GIVEN EXERCISE:
Repeat every record below exactly, leaving out the pictures.

Items from a figure collection

┌──

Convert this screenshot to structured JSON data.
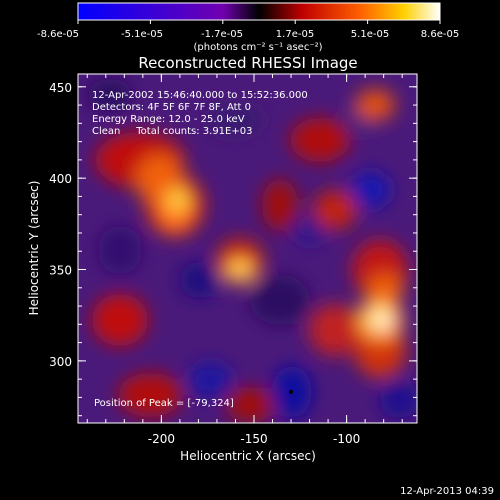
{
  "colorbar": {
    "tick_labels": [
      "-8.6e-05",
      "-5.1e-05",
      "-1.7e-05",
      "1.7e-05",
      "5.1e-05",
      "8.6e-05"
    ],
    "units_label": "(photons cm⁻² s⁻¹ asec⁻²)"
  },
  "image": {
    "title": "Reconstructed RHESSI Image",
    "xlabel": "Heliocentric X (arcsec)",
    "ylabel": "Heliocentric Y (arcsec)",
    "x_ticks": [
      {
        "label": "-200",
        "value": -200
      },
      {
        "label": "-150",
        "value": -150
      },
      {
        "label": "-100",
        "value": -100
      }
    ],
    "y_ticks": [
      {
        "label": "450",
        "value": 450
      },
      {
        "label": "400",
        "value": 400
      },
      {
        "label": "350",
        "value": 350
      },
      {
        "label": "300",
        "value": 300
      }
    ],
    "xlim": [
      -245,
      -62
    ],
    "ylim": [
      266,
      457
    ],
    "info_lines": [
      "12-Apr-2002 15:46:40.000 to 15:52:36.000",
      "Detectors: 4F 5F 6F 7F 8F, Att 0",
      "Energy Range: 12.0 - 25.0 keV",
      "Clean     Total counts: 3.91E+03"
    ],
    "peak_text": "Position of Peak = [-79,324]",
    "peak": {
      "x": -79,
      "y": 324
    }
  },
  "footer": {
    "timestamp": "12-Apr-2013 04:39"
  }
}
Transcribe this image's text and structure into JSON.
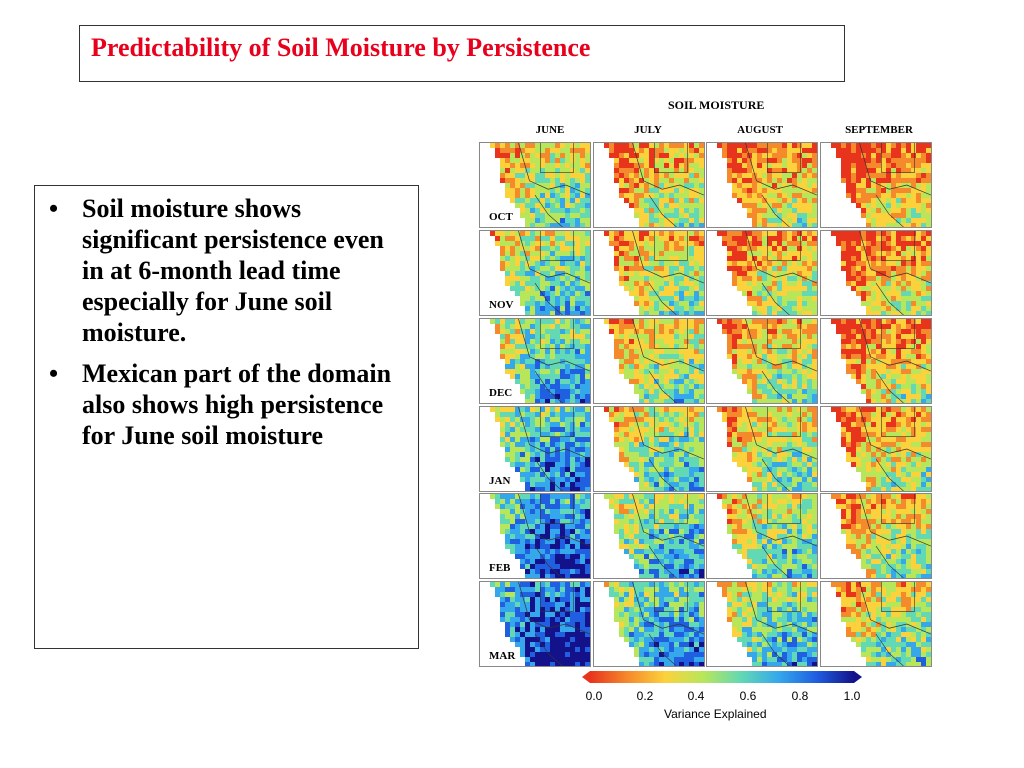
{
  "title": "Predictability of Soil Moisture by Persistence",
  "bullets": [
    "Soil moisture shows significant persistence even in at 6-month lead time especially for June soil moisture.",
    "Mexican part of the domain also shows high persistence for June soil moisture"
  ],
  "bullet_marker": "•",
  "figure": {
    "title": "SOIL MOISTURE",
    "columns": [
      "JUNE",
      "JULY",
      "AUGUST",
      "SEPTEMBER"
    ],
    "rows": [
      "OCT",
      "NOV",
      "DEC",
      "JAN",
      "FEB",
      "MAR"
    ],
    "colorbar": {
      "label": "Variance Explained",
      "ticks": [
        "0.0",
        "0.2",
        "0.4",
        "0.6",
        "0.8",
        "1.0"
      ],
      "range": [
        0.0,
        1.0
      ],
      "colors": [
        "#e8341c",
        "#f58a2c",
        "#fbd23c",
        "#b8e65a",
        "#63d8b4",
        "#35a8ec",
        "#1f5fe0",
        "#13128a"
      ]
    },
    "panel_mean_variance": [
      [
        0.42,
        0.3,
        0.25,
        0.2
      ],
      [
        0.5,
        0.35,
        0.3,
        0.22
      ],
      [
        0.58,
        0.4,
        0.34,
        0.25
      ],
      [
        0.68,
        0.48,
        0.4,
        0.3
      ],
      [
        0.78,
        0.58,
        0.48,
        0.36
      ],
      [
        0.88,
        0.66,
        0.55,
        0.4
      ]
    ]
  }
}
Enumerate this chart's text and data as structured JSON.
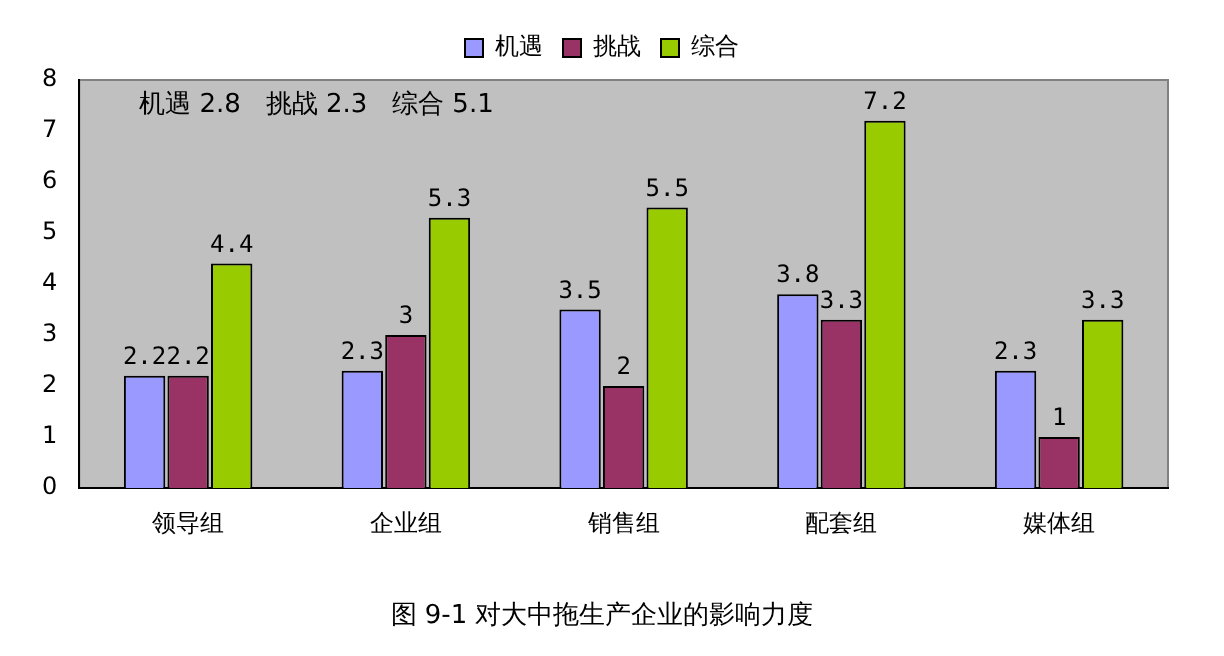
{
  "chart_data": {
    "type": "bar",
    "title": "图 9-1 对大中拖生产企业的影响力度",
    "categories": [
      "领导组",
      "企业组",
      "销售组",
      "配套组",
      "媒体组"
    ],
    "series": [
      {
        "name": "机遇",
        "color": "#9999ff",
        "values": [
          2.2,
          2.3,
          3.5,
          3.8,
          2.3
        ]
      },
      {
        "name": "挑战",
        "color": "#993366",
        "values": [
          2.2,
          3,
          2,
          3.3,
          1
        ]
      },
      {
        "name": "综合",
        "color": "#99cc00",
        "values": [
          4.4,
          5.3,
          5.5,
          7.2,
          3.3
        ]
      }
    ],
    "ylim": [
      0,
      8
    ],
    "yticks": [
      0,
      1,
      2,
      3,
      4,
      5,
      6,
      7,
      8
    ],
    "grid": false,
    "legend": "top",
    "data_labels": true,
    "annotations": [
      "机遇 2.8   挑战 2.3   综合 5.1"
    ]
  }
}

└──

FINAL RESULT:
Convert this screenshot to structured JSON data.
{
  "colorbar": {
    "tick_labels": [
      "-8.6e-05",
      "-5.1e-05",
      "-1.7e-05",
      "1.7e-05",
      "5.1e-05",
      "8.6e-05"
    ],
    "units_label": "(photons cm⁻² s⁻¹ asec⁻²)"
  },
  "image": {
    "title": "Reconstructed RHESSI Image",
    "xlabel": "Heliocentric X (arcsec)",
    "ylabel": "Heliocentric Y (arcsec)",
    "x_ticks": [
      {
        "label": "-200",
        "value": -200
      },
      {
        "label": "-150",
        "value": -150
      },
      {
        "label": "-100",
        "value": -100
      }
    ],
    "y_ticks": [
      {
        "label": "450",
        "value": 450
      },
      {
        "label": "400",
        "value": 400
      },
      {
        "label": "350",
        "value": 350
      },
      {
        "label": "300",
        "value": 300
      }
    ],
    "xlim": [
      -245,
      -62
    ],
    "ylim": [
      266,
      457
    ],
    "info_lines": [
      "12-Apr-2002 15:46:40.000 to 15:52:36.000",
      "Detectors: 4F 5F 6F 7F 8F, Att 0",
      "Energy Range: 12.0 - 25.0 keV",
      "Clean     Total counts: 3.91E+03"
    ],
    "peak_text": "Position of Peak = [-79,324]",
    "peak": {
      "x": -79,
      "y": 324
    }
  },
  "footer": {
    "timestamp": "12-Apr-2013 04:39"
  }
}
Transcribe this image's text and structure into JSON.
{
  "title": "Predictability of Soil Moisture by Persistence",
  "bullets": [
    "Soil moisture shows significant persistence even in at 6-month lead time especially for June soil moisture.",
    "Mexican part of the domain also shows high persistence for June soil moisture"
  ],
  "bullet_marker": "•",
  "figure": {
    "title": "SOIL MOISTURE",
    "columns": [
      "JUNE",
      "JULY",
      "AUGUST",
      "SEPTEMBER"
    ],
    "rows": [
      "OCT",
      "NOV",
      "DEC",
      "JAN",
      "FEB",
      "MAR"
    ],
    "colorbar": {
      "label": "Variance Explained",
      "ticks": [
        "0.0",
        "0.2",
        "0.4",
        "0.6",
        "0.8",
        "1.0"
      ],
      "range": [
        0.0,
        1.0
      ],
      "colors": [
        "#e8341c",
        "#f58a2c",
        "#fbd23c",
        "#b8e65a",
        "#63d8b4",
        "#35a8ec",
        "#1f5fe0",
        "#13128a"
      ]
    },
    "panel_mean_variance": [
      [
        0.42,
        0.3,
        0.25,
        0.2
      ],
      [
        0.5,
        0.35,
        0.3,
        0.22
      ],
      [
        0.58,
        0.4,
        0.34,
        0.25
      ],
      [
        0.68,
        0.48,
        0.4,
        0.3
      ],
      [
        0.78,
        0.58,
        0.48,
        0.36
      ],
      [
        0.88,
        0.66,
        0.55,
        0.4
      ]
    ]
  }
}
Enumerate this chart's text and data as structured JSON.
{
  "chart_data": {
    "type": "bar",
    "title": "图 9-1 对大中拖生产企业的影响力度",
    "categories": [
      "领导组",
      "企业组",
      "销售组",
      "配套组",
      "媒体组"
    ],
    "series": [
      {
        "name": "机遇",
        "color": "#9999ff",
        "values": [
          2.2,
          2.3,
          3.5,
          3.8,
          2.3
        ]
      },
      {
        "name": "挑战",
        "color": "#993366",
        "values": [
          2.2,
          3,
          2,
          3.3,
          1
        ]
      },
      {
        "name": "综合",
        "color": "#99cc00",
        "values": [
          4.4,
          5.3,
          5.5,
          7.2,
          3.3
        ]
      }
    ],
    "ylim": [
      0,
      8
    ],
    "yticks": [
      0,
      1,
      2,
      3,
      4,
      5,
      6,
      7,
      8
    ],
    "grid": false,
    "legend": "top",
    "data_labels": true,
    "annotations": [
      "机遇 2.8   挑战 2.3   综合 5.1"
    ]
  }
}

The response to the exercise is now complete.